La recensione su Effetti collaterali

di laulilla
8 stelle

E’ un bel giallo questo film di Soderbergh, ben costruito e sufficientemente teso per tener desta l’attenzione lungo tutta la sua durata. Ci racconta della depressione di una giovane e bella donna, dei tentativi di cura, del suo peggioramento, della somministrazione di psicofarmaci poco sperimentati, forse rischiosi…

 

Emily (Rooney Mara) sembra trarre giovamento dal loro uso, ma gli inquietanti fenomeni di sonnambulismo, da cui è tormentata da quando li assume. potrebbero, per l’appunto, provocare effetti secondari involontari sul comportamento. 

Solo così si spiegherebbero le letali tre coltellate inferte all’amato Martin (Channing Tatum), il marito da poco tornato a casa, dopo quattro anni di galera. 

Che cosa fosse successo fra i due si viene a sapere subito, perché l’inizio del film ci presenta, oltre all’epilogo tragico della loro vicenda, tutti gli antecedenti della loro vita di coppia: matrimonio d’amore, festoso banchetto nuziale all’aperto; Emily al settimo cielo e improvviso arrivo della polizia che circonda Martin e se lo porta via.
+++
● Consegna A: Secondo la recensione, perché lo spettatore viene a sapere subito che cosa è successo fra Emily e Martin? Rispondi con una, due o tre frasi.

● Dati forniti:
+++
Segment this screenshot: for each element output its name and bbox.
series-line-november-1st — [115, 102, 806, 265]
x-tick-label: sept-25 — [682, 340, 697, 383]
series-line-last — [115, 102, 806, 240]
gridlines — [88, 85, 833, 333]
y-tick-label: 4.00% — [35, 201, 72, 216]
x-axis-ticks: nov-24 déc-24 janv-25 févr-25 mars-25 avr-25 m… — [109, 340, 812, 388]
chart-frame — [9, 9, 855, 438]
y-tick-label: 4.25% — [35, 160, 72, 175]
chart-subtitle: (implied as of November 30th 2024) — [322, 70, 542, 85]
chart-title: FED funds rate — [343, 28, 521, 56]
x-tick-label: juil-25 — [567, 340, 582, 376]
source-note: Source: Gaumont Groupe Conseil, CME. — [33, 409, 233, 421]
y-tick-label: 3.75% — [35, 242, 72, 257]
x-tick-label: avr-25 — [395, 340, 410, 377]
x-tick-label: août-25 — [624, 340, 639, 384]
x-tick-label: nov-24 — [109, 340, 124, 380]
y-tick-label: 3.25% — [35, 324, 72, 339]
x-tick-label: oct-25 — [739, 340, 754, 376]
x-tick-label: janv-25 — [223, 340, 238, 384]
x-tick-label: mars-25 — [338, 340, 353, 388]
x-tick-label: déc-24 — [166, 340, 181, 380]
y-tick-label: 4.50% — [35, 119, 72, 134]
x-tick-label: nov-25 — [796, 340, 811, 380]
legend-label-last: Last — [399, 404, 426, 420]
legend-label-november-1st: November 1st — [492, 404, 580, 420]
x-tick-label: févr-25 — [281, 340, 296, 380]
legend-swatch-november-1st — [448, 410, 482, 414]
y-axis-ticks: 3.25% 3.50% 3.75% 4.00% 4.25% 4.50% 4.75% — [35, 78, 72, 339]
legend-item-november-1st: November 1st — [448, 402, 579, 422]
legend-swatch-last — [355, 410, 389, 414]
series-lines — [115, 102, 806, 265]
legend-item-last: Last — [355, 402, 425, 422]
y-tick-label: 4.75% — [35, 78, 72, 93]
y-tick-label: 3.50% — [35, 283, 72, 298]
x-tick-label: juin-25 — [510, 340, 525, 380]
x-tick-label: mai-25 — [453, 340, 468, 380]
+++
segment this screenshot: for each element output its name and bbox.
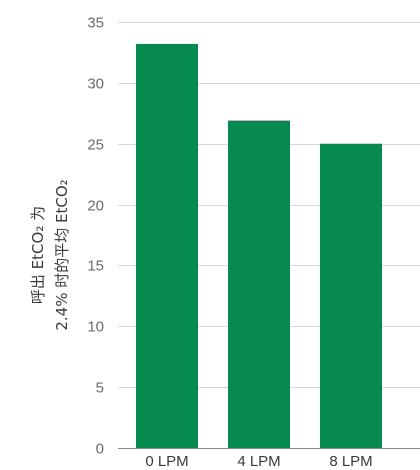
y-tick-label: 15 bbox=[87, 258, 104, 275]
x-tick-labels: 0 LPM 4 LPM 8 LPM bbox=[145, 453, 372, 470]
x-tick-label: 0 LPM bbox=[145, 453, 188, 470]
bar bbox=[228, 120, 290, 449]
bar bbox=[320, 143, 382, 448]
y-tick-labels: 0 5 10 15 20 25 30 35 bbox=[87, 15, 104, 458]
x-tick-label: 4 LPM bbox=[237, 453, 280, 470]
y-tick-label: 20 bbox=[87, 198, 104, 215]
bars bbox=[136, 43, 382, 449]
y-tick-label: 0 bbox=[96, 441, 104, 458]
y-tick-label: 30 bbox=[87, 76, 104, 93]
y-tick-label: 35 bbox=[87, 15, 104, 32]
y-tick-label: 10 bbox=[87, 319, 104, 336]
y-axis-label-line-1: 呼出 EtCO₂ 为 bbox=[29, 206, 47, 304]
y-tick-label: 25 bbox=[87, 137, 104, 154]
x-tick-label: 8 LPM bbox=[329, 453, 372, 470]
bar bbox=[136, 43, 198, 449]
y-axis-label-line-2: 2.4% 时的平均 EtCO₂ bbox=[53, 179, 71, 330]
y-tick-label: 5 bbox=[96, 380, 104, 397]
+++
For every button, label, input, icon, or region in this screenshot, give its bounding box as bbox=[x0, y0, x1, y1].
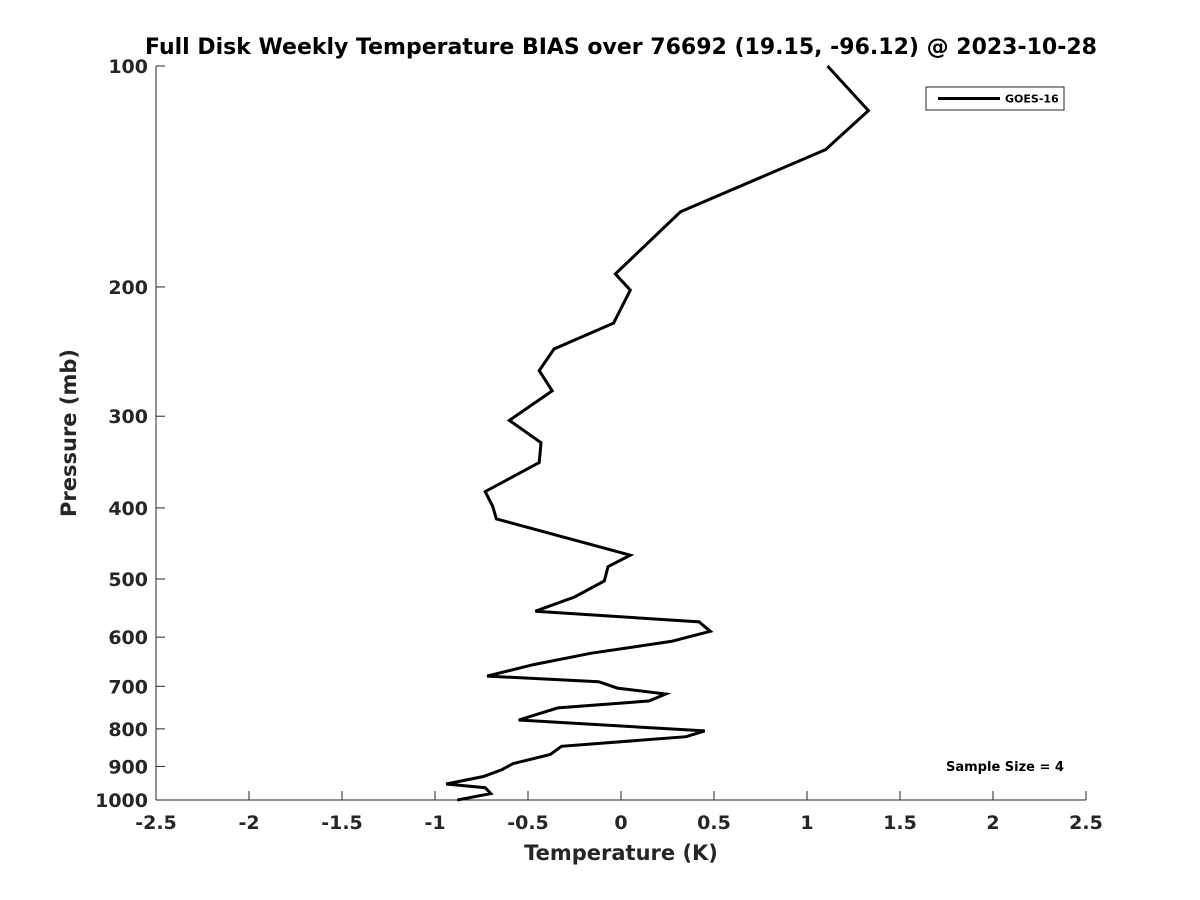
+++
● Consegna B: Calcola quante righe delle voci contengono la stringa "chart", distinguendo fra maiuscole e minuscole. Scrivi soltanto il numero.

● Risposta A: Lo spettatore lo scopre subito perché l'inizio del film mostra sia l'epilogo tragico della vicenda sia tutti gli antecedenti della vita di coppia. Fra questi ci sono il matrimonio d'amore, il festoso banchetto nuziale all'aperto e l'arrivo improvviso della polizia che porta via Martin.

● Risposta B: 3